Reproduce the records verbatim, starting at the line that contains "legend-label: Site V-2 (374, 680, 434, 693)" and ending at the line that contains "legend-label: Site V-5 (870, 680, 930, 693)", both included.

☆ ☆ ☆ ☆

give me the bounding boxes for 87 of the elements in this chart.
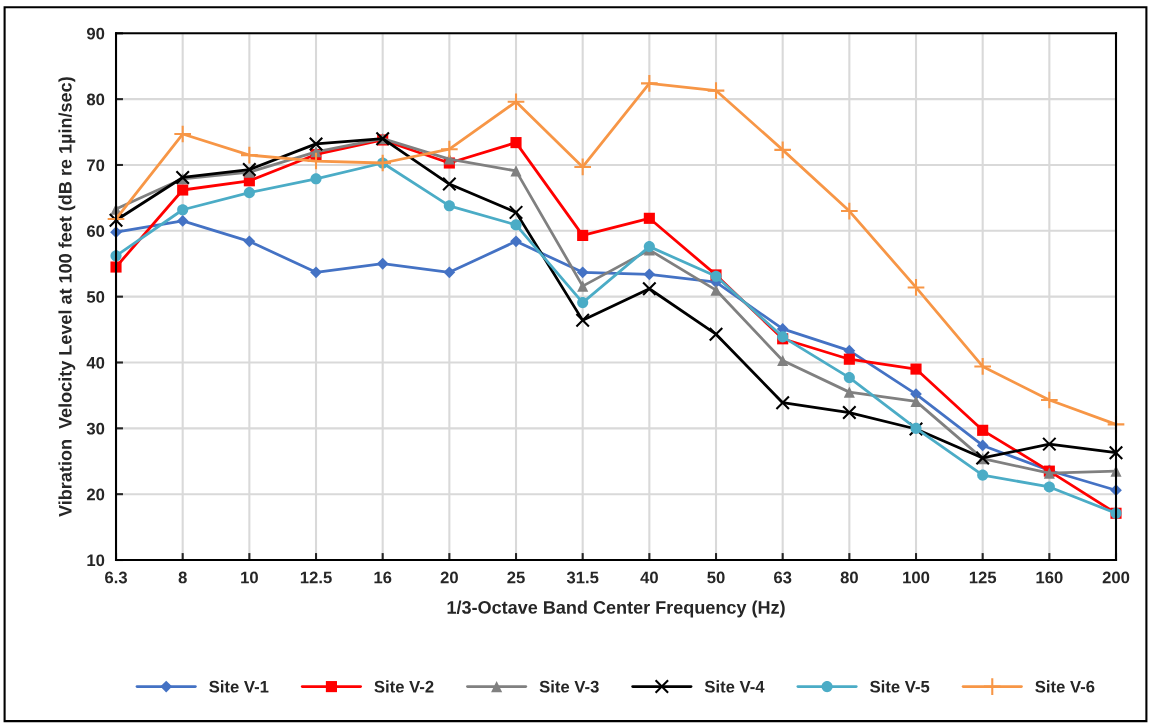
legend-label: Site V-2 (374, 680, 434, 693)
y-tick-label: 70 (87, 159, 105, 172)
point (576, 266, 589, 279)
point (510, 219, 522, 231)
x-tick-label: 40 (640, 571, 658, 584)
x-tick-label: 25 (507, 571, 525, 584)
point (1043, 481, 1055, 493)
point (510, 137, 522, 149)
y-tick-label: 90 (86, 27, 105, 40)
point (177, 204, 189, 216)
point (110, 261, 122, 273)
point (839, 201, 859, 221)
x-tick-label: 160 (1036, 571, 1063, 584)
point (575, 313, 590, 328)
point (642, 281, 657, 297)
point (1042, 436, 1057, 452)
x-tick-label: 8 (178, 571, 187, 584)
x-tick-label: 80 (840, 571, 858, 584)
point (443, 266, 456, 279)
point (639, 73, 659, 93)
point (977, 469, 989, 481)
point (843, 372, 855, 384)
point (706, 81, 726, 100)
point (773, 140, 793, 160)
point (243, 235, 256, 248)
point (843, 353, 855, 365)
x-tick-label: 6.3 (105, 571, 127, 584)
legend-label: Site V-6 (1035, 680, 1095, 693)
x-tick-label: 200 (1102, 571, 1130, 584)
point (173, 124, 193, 144)
point (843, 386, 855, 398)
point (777, 354, 789, 367)
x-tick-label: 20 (440, 571, 458, 584)
legend-label: Site V-5 (870, 680, 930, 693)
point (1108, 445, 1124, 460)
y-tick-label: 20 (86, 488, 105, 501)
point (308, 136, 324, 152)
x-tick-label: 10 (241, 571, 258, 584)
point (239, 145, 259, 165)
y-tick-label: 10 (87, 554, 105, 567)
point (910, 363, 922, 375)
legend-label: Site V-4 (704, 680, 765, 693)
point (442, 176, 457, 192)
point (977, 424, 989, 436)
y-tick-label: 40 (86, 356, 105, 369)
y-tick-label: 30 (86, 422, 105, 435)
y-axis-title: Vibration Velocity Level at 100 feet (dB re 1µin/sec) (58, 77, 76, 517)
point (906, 278, 926, 297)
x-tick-label: 12.5 (300, 571, 332, 584)
point (573, 157, 593, 177)
point (910, 395, 922, 407)
point (508, 205, 524, 220)
x-tick-label: 100 (903, 571, 930, 584)
x-tick-label: 63 (774, 571, 792, 584)
point (310, 266, 322, 279)
point (506, 92, 526, 112)
legend-label: Site V-3 (539, 680, 599, 693)
point (643, 268, 656, 281)
point (643, 212, 655, 224)
point (577, 280, 589, 292)
x-tick-label: 16 (374, 571, 392, 584)
point (708, 326, 724, 342)
point (376, 257, 389, 270)
point (310, 173, 322, 185)
x-tick-label: 125 (969, 571, 997, 584)
point (177, 184, 189, 196)
point (973, 357, 993, 376)
point (439, 139, 459, 159)
point (775, 395, 790, 410)
y-tick-label: 80 (86, 93, 105, 106)
point (577, 297, 589, 309)
point (842, 405, 857, 420)
point (577, 229, 589, 241)
legend-label: Site V-1 (209, 680, 269, 693)
y-tick-label: 50 (86, 291, 105, 303)
point (242, 162, 257, 177)
x-tick-label: 31.5 (566, 571, 599, 584)
point (976, 439, 989, 452)
point (176, 215, 189, 227)
point (243, 187, 255, 199)
point (510, 235, 522, 248)
x-axis-title: 1/3-Octave Band Center Frequency (Hz) (447, 600, 785, 618)
point (443, 200, 455, 212)
point (510, 165, 522, 177)
point (1039, 390, 1059, 410)
x-tick-label: 50 (707, 571, 725, 584)
y-tick-label: 60 (86, 225, 105, 238)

☆ ☆ ☆ ☆

Result for this exercise
legend-label: Site V-2 (374, 680, 434, 693)
y-tick-label: 70 (87, 159, 105, 172)
point (576, 266, 589, 279)
point (510, 219, 522, 231)
x-tick-label: 40 (640, 571, 658, 584)
x-tick-label: 25 (507, 571, 525, 584)
point (1043, 481, 1055, 493)
point (510, 137, 522, 149)
y-tick-label: 90 (86, 27, 105, 40)
point (177, 204, 189, 216)
point (110, 261, 122, 273)
point (839, 201, 859, 221)
x-tick-label: 160 (1036, 571, 1063, 584)
point (575, 313, 590, 328)
point (642, 281, 657, 297)
point (1042, 436, 1057, 452)
x-tick-label: 8 (178, 571, 187, 584)
x-tick-label: 80 (840, 571, 858, 584)
point (443, 266, 456, 279)
point (639, 73, 659, 93)
point (977, 469, 989, 481)
point (843, 372, 855, 384)
point (706, 81, 726, 100)
point (773, 140, 793, 160)
point (243, 235, 256, 248)
point (843, 353, 855, 365)
x-tick-label: 6.3 (105, 571, 127, 584)
legend-label: Site V-6 (1035, 680, 1095, 693)
x-tick-label: 200 (1102, 571, 1130, 584)
point (173, 124, 193, 144)
point (843, 386, 855, 398)
point (777, 354, 789, 367)
x-tick-label: 20 (440, 571, 458, 584)
legend-label: Site V-5 (870, 680, 930, 693)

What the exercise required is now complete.